▶ _TASK GOAL_: Copying each record below exactly is the whole task.

Excerpts from a transcription dataset:
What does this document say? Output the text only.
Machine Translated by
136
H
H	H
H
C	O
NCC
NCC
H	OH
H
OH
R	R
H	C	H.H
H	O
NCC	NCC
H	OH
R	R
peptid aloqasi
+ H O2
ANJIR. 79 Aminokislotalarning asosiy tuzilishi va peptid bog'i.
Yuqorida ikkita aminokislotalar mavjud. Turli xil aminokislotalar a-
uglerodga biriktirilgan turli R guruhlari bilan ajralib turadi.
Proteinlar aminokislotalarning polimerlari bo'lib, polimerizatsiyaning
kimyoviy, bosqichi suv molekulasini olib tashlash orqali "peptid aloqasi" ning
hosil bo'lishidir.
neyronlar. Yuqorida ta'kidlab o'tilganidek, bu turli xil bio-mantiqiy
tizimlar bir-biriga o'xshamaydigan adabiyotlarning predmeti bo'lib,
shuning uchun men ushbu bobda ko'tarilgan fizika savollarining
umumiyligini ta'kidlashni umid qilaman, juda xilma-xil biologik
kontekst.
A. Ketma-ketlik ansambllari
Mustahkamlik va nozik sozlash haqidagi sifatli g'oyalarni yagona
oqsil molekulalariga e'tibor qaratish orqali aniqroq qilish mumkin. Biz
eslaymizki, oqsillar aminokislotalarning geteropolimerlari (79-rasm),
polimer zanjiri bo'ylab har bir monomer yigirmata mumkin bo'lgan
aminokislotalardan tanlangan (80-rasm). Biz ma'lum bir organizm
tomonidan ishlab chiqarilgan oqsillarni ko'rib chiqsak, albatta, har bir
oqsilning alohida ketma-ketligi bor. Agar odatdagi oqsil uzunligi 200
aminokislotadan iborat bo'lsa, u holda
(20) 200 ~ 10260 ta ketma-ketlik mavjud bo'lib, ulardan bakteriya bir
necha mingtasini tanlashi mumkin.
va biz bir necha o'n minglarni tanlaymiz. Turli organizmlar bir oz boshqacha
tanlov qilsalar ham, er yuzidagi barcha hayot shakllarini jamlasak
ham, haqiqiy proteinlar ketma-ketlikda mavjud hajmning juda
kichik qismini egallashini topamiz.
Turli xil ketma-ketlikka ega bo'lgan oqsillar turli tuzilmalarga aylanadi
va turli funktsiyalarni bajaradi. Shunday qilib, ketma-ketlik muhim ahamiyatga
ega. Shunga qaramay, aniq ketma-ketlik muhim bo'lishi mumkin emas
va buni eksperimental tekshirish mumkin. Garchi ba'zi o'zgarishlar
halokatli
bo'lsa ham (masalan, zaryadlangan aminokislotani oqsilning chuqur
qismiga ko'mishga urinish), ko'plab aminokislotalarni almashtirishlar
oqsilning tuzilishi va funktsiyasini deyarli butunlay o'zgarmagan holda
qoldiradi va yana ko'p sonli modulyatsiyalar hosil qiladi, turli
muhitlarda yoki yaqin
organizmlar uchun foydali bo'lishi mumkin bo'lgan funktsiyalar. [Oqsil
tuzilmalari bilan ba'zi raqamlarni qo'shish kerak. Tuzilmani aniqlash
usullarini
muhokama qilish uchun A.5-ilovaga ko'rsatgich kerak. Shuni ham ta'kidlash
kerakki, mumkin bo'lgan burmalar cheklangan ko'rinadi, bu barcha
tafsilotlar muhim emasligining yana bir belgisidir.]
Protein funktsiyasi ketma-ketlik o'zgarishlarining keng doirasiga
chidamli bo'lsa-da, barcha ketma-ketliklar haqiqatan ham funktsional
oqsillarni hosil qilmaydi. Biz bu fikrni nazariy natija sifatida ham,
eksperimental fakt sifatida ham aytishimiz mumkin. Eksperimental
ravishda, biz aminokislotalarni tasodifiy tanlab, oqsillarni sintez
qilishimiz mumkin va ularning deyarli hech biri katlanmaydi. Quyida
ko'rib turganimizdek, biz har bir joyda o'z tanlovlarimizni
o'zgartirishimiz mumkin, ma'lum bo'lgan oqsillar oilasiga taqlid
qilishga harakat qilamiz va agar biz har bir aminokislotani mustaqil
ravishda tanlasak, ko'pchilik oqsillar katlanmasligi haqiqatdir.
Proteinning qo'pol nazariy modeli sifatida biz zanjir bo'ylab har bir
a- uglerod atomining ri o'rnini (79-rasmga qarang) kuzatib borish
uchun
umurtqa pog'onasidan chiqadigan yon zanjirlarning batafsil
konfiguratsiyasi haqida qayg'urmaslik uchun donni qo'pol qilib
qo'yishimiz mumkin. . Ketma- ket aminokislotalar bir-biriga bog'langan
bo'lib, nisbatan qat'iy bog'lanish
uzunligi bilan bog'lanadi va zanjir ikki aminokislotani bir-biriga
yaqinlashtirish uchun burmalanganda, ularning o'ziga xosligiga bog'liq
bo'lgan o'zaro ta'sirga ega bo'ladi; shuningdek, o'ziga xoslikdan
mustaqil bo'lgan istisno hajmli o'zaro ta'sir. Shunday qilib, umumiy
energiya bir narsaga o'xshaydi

▶ _EXPECTED OUTPUT_:
What does this document say? Output the text only.
Machine Translated by
136
H
H	H
H
C	O
NCC
NCC
H	OH
H
OH
R	R
H	C	H.H
H	O
NCC	NCC
H	OH
R	R
peptid aloqasi
+ H O2
ANJIR. 79 Aminokislotalarning asosiy tuzilishi va peptid bog'i.
Yuqorida ikkita aminokislotalar mavjud. Turli xil aminokislotalar a-
uglerodga biriktirilgan turli R guruhlari bilan ajralib turadi.
Proteinlar aminokislotalarning polimerlari bo'lib, polimerizatsiyaning
kimyoviy, bosqichi suv molekulasini olib tashlash orqali "peptid aloqasi" ning
hosil bo'lishidir.
neyronlar. Yuqorida ta'kidlab o'tilganidek, bu turli xil bio-mantiqiy
tizimlar bir-biriga o'xshamaydigan adabiyotlarning predmeti bo'lib,
shuning uchun men ushbu bobda ko'tarilgan fizika savollarining
umumiyligini ta'kidlashni umid qilaman, juda xilma-xil biologik
kontekst.
A. Ketma-ketlik ansambllari
Mustahkamlik va nozik sozlash haqidagi sifatli g'oyalarni yagona
oqsil molekulalariga e'tibor qaratish orqali aniqroq qilish mumkin. Biz
eslaymizki, oqsillar aminokislotalarning geteropolimerlari (79-rasm),
polimer zanjiri bo'ylab har bir monomer yigirmata mumkin bo'lgan
aminokislotalardan tanlangan (80-rasm). Biz ma'lum bir organizm
tomonidan ishlab chiqarilgan oqsillarni ko'rib chiqsak, albatta, har bir
oqsilning alohida ketma-ketligi bor. Agar odatdagi oqsil uzunligi 200
aminokislotadan iborat bo'lsa, u holda
(20) 200 ~ 10260 ta ketma-ketlik mavjud bo'lib, ulardan bakteriya bir
necha mingtasini tanlashi mumkin.
va biz bir necha o'n minglarni tanlaymiz. Turli organizmlar bir oz boshqacha
tanlov qilsalar ham, er yuzidagi barcha hayot shakllarini jamlasak
ham, haqiqiy proteinlar ketma-ketlikda mavjud hajmning juda
kichik qismini egallashini topamiz.
Turli xil ketma-ketlikka ega bo'lgan oqsillar turli tuzilmalarga aylanadi
va turli funktsiyalarni bajaradi. Shunday qilib, ketma-ketlik muhim ahamiyatga
ega. Shunga qaramay, aniq ketma-ketlik muhim bo'lishi mumkin emas
va buni eksperimental tekshirish mumkin. Garchi ba'zi o'zgarishlar
halokatli
bo'lsa ham (masalan, zaryadlangan aminokislotani oqsilning chuqur
qismiga ko'mishga urinish), ko'plab aminokislotalarni almashtirishlar
oqsilning tuzilishi va funktsiyasini deyarli butunlay o'zgarmagan holda
qoldiradi va yana ko'p sonli modulyatsiyalar hosil qiladi, turli
muhitlarda yoki yaqin
organizmlar uchun foydali bo'lishi mumkin bo'lgan funktsiyalar. [Oqsil
tuzilmalari bilan ba'zi raqamlarni qo'shish kerak. Tuzilmani aniqlash
usullarini
muhokama qilish uchun A.5-ilovaga ko'rsatgich kerak. Shuni ham ta'kidlash
kerakki, mumkin bo'lgan burmalar cheklangan ko'rinadi, bu barcha
tafsilotlar muhim emasligining yana bir belgisidir.]
Protein funktsiyasi ketma-ketlik o'zgarishlarining keng doirasiga
chidamli bo'lsa-da, barcha ketma-ketliklar haqiqatan ham funktsional
oqsillarni hosil qilmaydi. Biz bu fikrni nazariy natija sifatida ham,
eksperimental fakt sifatida ham aytishimiz mumkin. Eksperimental
ravishda, biz aminokislotalarni tasodifiy tanlab, oqsillarni sintez
qilishimiz mumkin va ularning deyarli hech biri katlanmaydi. Quyida
ko'rib turganimizdek, biz har bir joyda o'z tanlovlarimizni
o'zgartirishimiz mumkin, ma'lum bo'lgan oqsillar oilasiga taqlid
qilishga harakat qilamiz va agar biz har bir aminokislotani mustaqil
ravishda tanlasak, ko'pchilik oqsillar katlanmasligi haqiqatdir.
Proteinning qo'pol nazariy modeli sifatida biz zanjir bo'ylab har bir
a- uglerod atomining ri o'rnini (79-rasmga qarang) kuzatib borish
uchun
umurtqa pog'onasidan chiqadigan yon zanjirlarning batafsil
konfiguratsiyasi haqida qayg'urmaslik uchun donni qo'pol qilib
qo'yishimiz mumkin. . Ketma- ket aminokislotalar bir-biriga bog'langan
bo'lib, nisbatan qat'iy bog'lanish
uzunligi bilan bog'lanadi va zanjir ikki aminokislotani bir-biriga
yaqinlashtirish uchun burmalanganda, ularning o'ziga xosligiga bog'liq
bo'lgan o'zaro ta'sirga ega bo'ladi; shuningdek, o'ziga xoslikdan
mustaqil bo'lgan istisno hajmli o'zaro ta'sir. Shunday qilib, umumiy
energiya bir narsaga o'xshaydi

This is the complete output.